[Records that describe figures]
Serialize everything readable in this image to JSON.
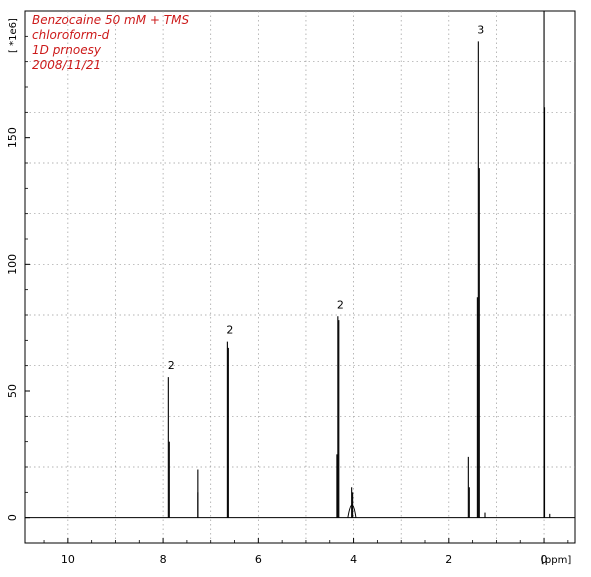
{
  "chart_data": {
    "type": "line",
    "title_lines": [
      "Benzocaine 50 mM + TMS",
      "chloroform-d",
      "1D prnoesy",
      "2008/11/21"
    ],
    "title_color": "#cc1a1a",
    "xlabel": "[ppm]",
    "ylabel": "[ *1e6]",
    "xlim": [
      10.9,
      -0.65
    ],
    "x_reversed": true,
    "ylim": [
      -10,
      200
    ],
    "x_ticks": [
      10,
      8,
      6,
      4,
      2,
      0
    ],
    "y_ticks": [
      0,
      50,
      100,
      150
    ],
    "grid": true,
    "grid_style": "dotted",
    "integrals": [
      {
        "x": 7.87,
        "label": "2"
      },
      {
        "x": 6.64,
        "label": "2"
      },
      {
        "x": 4.32,
        "label": "2"
      },
      {
        "x": 1.37,
        "label": "3"
      }
    ],
    "series": [
      {
        "peaks": [
          {
            "x": 7.89,
            "y": 55.5
          },
          {
            "x": 7.87,
            "y": 30
          },
          {
            "x": 7.27,
            "y": 19
          },
          {
            "x": 7.27,
            "y": 10
          },
          {
            "x": 6.65,
            "y": 69.5
          },
          {
            "x": 6.63,
            "y": 67
          },
          {
            "x": 4.35,
            "y": 25
          },
          {
            "x": 4.33,
            "y": 79.5
          },
          {
            "x": 4.31,
            "y": 78
          },
          {
            "x": 4.04,
            "y": 12
          },
          {
            "x": 4.02,
            "y": 10
          },
          {
            "x": 1.59,
            "y": 24
          },
          {
            "x": 1.57,
            "y": 12
          },
          {
            "x": 1.4,
            "y": 87
          },
          {
            "x": 1.38,
            "y": 188
          },
          {
            "x": 1.36,
            "y": 138
          },
          {
            "x": 1.24,
            "y": 2
          },
          {
            "x": 0.0,
            "y": 205
          },
          {
            "x": -0.01,
            "y": 162
          },
          {
            "x": -0.12,
            "y": 1.5
          }
        ]
      }
    ]
  }
}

▶ [Stated exercise]: Write the lines above out again exactly, without any of their pictures.

▶ [Reply]:
Serialize everything readable in this image to JSON.
{
  "chart_data": {
    "type": "line",
    "title_lines": [
      "Benzocaine 50 mM + TMS",
      "chloroform-d",
      "1D prnoesy",
      "2008/11/21"
    ],
    "title_color": "#cc1a1a",
    "xlabel": "[ppm]",
    "ylabel": "[ *1e6]",
    "xlim": [
      10.9,
      -0.65
    ],
    "x_reversed": true,
    "ylim": [
      -10,
      200
    ],
    "x_ticks": [
      10,
      8,
      6,
      4,
      2,
      0
    ],
    "y_ticks": [
      0,
      50,
      100,
      150
    ],
    "grid": true,
    "grid_style": "dotted",
    "integrals": [
      {
        "x": 7.87,
        "label": "2"
      },
      {
        "x": 6.64,
        "label": "2"
      },
      {
        "x": 4.32,
        "label": "2"
      },
      {
        "x": 1.37,
        "label": "3"
      }
    ],
    "series": [
      {
        "peaks": [
          {
            "x": 7.89,
            "y": 55.5
          },
          {
            "x": 7.87,
            "y": 30
          },
          {
            "x": 7.27,
            "y": 19
          },
          {
            "x": 7.27,
            "y": 10
          },
          {
            "x": 6.65,
            "y": 69.5
          },
          {
            "x": 6.63,
            "y": 67
          },
          {
            "x": 4.35,
            "y": 25
          },
          {
            "x": 4.33,
            "y": 79.5
          },
          {
            "x": 4.31,
            "y": 78
          },
          {
            "x": 4.04,
            "y": 12
          },
          {
            "x": 4.02,
            "y": 10
          },
          {
            "x": 1.59,
            "y": 24
          },
          {
            "x": 1.57,
            "y": 12
          },
          {
            "x": 1.4,
            "y": 87
          },
          {
            "x": 1.38,
            "y": 188
          },
          {
            "x": 1.36,
            "y": 138
          },
          {
            "x": 1.24,
            "y": 2
          },
          {
            "x": 0.0,
            "y": 205
          },
          {
            "x": -0.01,
            "y": 162
          },
          {
            "x": -0.12,
            "y": 1.5
          }
        ]
      }
    ]
  }
}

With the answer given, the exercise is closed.